● **TASK PROMPT**: State only how many lines contain the string "Procent".

================

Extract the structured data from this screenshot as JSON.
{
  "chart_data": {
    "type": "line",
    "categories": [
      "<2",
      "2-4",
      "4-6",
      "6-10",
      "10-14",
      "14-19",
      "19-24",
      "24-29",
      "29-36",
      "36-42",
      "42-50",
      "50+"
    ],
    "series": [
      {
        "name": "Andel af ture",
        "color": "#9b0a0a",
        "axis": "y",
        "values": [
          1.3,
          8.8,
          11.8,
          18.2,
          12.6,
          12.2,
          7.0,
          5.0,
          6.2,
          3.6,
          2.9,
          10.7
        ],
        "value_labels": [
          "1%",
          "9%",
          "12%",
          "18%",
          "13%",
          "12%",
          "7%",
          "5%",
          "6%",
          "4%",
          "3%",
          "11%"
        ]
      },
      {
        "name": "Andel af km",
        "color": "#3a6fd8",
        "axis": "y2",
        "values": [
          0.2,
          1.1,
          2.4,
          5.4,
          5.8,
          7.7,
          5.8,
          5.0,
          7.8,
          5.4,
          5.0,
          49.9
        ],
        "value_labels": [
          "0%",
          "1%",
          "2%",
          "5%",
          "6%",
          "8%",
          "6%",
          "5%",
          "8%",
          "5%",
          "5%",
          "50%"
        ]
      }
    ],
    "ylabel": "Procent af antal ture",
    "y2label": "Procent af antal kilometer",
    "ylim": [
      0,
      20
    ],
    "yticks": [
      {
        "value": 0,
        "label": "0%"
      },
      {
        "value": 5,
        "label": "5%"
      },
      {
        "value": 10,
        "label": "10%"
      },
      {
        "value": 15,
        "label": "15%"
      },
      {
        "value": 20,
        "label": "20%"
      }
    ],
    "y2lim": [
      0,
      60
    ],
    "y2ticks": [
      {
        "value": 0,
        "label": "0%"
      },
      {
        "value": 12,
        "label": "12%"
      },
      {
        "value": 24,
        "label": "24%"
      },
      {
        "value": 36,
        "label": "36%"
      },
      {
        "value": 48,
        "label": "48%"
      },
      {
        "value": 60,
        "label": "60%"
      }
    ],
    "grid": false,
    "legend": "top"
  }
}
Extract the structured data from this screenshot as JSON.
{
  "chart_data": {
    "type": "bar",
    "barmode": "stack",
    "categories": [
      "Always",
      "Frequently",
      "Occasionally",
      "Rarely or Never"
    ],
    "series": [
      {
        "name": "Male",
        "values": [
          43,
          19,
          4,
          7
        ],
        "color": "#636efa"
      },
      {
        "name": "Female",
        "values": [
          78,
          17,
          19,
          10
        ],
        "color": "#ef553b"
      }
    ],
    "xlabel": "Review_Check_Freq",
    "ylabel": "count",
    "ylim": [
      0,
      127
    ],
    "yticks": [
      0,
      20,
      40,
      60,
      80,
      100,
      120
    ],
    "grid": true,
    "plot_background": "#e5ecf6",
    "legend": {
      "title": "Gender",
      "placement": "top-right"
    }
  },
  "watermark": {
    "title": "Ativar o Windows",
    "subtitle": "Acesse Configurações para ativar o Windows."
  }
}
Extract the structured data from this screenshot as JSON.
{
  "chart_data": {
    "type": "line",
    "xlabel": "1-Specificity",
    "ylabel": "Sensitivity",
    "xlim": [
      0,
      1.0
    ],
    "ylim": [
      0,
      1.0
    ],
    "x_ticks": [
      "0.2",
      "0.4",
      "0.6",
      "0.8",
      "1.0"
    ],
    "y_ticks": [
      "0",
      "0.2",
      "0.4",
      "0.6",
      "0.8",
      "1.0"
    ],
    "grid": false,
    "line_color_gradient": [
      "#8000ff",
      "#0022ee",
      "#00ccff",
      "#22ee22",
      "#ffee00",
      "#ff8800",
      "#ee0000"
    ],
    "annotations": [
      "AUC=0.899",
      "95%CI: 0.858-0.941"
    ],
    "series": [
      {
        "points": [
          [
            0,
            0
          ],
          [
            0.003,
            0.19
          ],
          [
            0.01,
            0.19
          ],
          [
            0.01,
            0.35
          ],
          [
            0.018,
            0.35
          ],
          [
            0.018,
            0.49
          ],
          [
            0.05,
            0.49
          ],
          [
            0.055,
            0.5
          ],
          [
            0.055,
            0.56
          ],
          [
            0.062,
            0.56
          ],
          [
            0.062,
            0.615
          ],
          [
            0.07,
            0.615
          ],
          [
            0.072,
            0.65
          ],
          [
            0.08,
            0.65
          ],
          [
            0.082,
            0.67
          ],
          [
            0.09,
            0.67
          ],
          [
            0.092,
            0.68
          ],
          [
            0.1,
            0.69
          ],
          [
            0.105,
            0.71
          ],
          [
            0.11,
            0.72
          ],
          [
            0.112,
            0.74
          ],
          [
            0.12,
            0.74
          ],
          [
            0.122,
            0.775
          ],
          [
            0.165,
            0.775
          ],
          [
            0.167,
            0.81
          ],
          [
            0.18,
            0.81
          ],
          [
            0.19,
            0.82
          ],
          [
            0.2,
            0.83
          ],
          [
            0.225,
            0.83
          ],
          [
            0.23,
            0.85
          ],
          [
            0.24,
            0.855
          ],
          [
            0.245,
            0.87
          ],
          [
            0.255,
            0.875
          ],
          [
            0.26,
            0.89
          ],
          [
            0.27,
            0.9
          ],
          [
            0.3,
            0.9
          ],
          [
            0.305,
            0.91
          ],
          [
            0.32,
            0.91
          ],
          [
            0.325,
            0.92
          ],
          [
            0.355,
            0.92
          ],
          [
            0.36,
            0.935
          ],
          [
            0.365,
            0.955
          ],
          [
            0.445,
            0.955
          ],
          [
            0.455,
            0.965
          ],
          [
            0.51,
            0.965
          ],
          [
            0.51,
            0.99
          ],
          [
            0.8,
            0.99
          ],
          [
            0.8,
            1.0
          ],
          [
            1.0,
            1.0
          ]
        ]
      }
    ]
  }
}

================

● **RESPONSE TO THE TASK**: 2